EXERCISE INPUT:

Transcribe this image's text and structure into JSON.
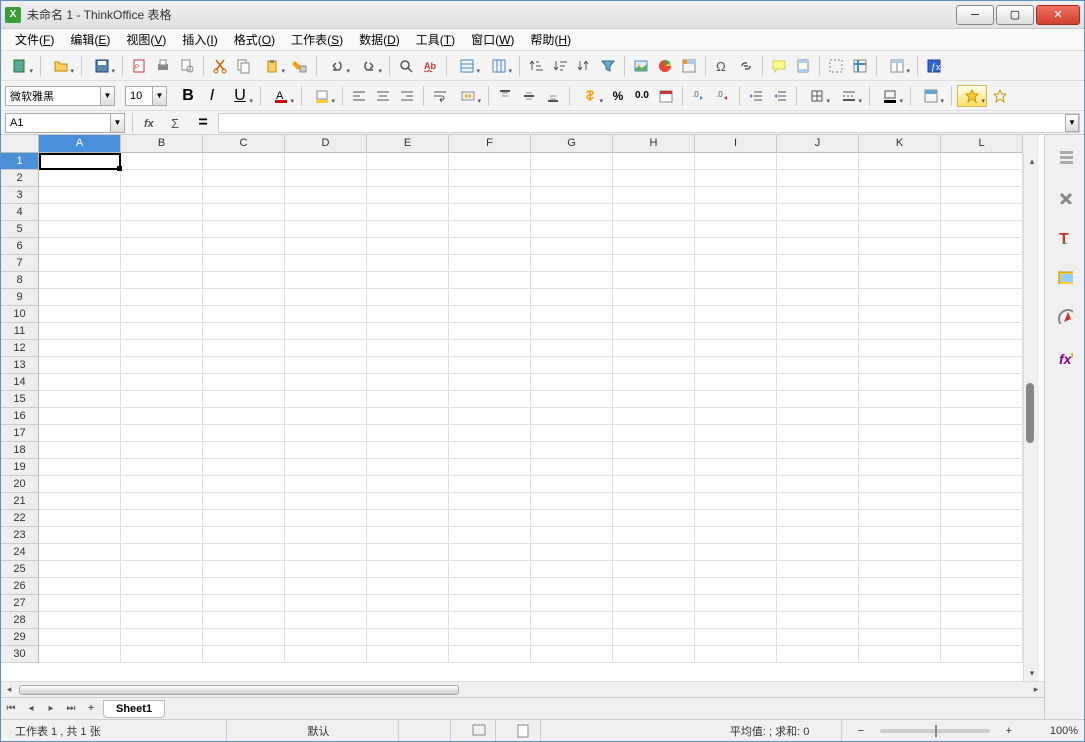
{
  "titlebar": {
    "app_icon_letter": "X",
    "title": "未命名 1 - ThinkOffice 表格"
  },
  "menu": [
    {
      "label": "文件",
      "key": "F"
    },
    {
      "label": "编辑",
      "key": "E"
    },
    {
      "label": "视图",
      "key": "V"
    },
    {
      "label": "插入",
      "key": "I"
    },
    {
      "label": "格式",
      "key": "O"
    },
    {
      "label": "工作表",
      "key": "S"
    },
    {
      "label": "数据",
      "key": "D"
    },
    {
      "label": "工具",
      "key": "T"
    },
    {
      "label": "窗口",
      "key": "W"
    },
    {
      "label": "帮助",
      "key": "H"
    }
  ],
  "toolbar2": {
    "font_name": "微软雅黑",
    "font_size": "10",
    "percent_label": "%",
    "decimal_label": "0.0"
  },
  "formulabar": {
    "cell_ref": "A1",
    "formula": "",
    "equals": "="
  },
  "columns": [
    "A",
    "B",
    "C",
    "D",
    "E",
    "F",
    "G",
    "H",
    "I",
    "J",
    "K",
    "L"
  ],
  "rows": [
    "1",
    "2",
    "3",
    "4",
    "5",
    "6",
    "7",
    "8",
    "9",
    "10",
    "11",
    "12",
    "13",
    "14",
    "15",
    "16",
    "17",
    "18",
    "19",
    "20",
    "21",
    "22",
    "23",
    "24",
    "25",
    "26",
    "27",
    "28",
    "29",
    "30"
  ],
  "selected": {
    "col": 0,
    "row": 0
  },
  "tabs": {
    "sheet1": "Sheet1",
    "add": "+"
  },
  "statusbar": {
    "sheet_info": "工作表 1 , 共 1 张",
    "style": "默认",
    "stats": "平均值: ; 求和: 0",
    "zoom": "100%"
  }
}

TO BE DONE:
Copy out all of the material exactly as written, without its pictures.

SOLUTION TO THE EXERCISE:
Transcribe this image's text and structure into JSON.
{
  "titlebar": {
    "app_icon_letter": "X",
    "title": "未命名 1 - ThinkOffice 表格"
  },
  "menu": [
    {
      "label": "文件",
      "key": "F"
    },
    {
      "label": "编辑",
      "key": "E"
    },
    {
      "label": "视图",
      "key": "V"
    },
    {
      "label": "插入",
      "key": "I"
    },
    {
      "label": "格式",
      "key": "O"
    },
    {
      "label": "工作表",
      "key": "S"
    },
    {
      "label": "数据",
      "key": "D"
    },
    {
      "label": "工具",
      "key": "T"
    },
    {
      "label": "窗口",
      "key": "W"
    },
    {
      "label": "帮助",
      "key": "H"
    }
  ],
  "toolbar2": {
    "font_name": "微软雅黑",
    "font_size": "10",
    "percent_label": "%",
    "decimal_label": "0.0"
  },
  "formulabar": {
    "cell_ref": "A1",
    "formula": "",
    "equals": "="
  },
  "columns": [
    "A",
    "B",
    "C",
    "D",
    "E",
    "F",
    "G",
    "H",
    "I",
    "J",
    "K",
    "L"
  ],
  "rows": [
    "1",
    "2",
    "3",
    "4",
    "5",
    "6",
    "7",
    "8",
    "9",
    "10",
    "11",
    "12",
    "13",
    "14",
    "15",
    "16",
    "17",
    "18",
    "19",
    "20",
    "21",
    "22",
    "23",
    "24",
    "25",
    "26",
    "27",
    "28",
    "29",
    "30"
  ],
  "selected": {
    "col": 0,
    "row": 0
  },
  "tabs": {
    "sheet1": "Sheet1",
    "add": "+"
  },
  "statusbar": {
    "sheet_info": "工作表 1 , 共 1 张",
    "style": "默认",
    "stats": "平均值: ; 求和: 0",
    "zoom": "100%"
  }
}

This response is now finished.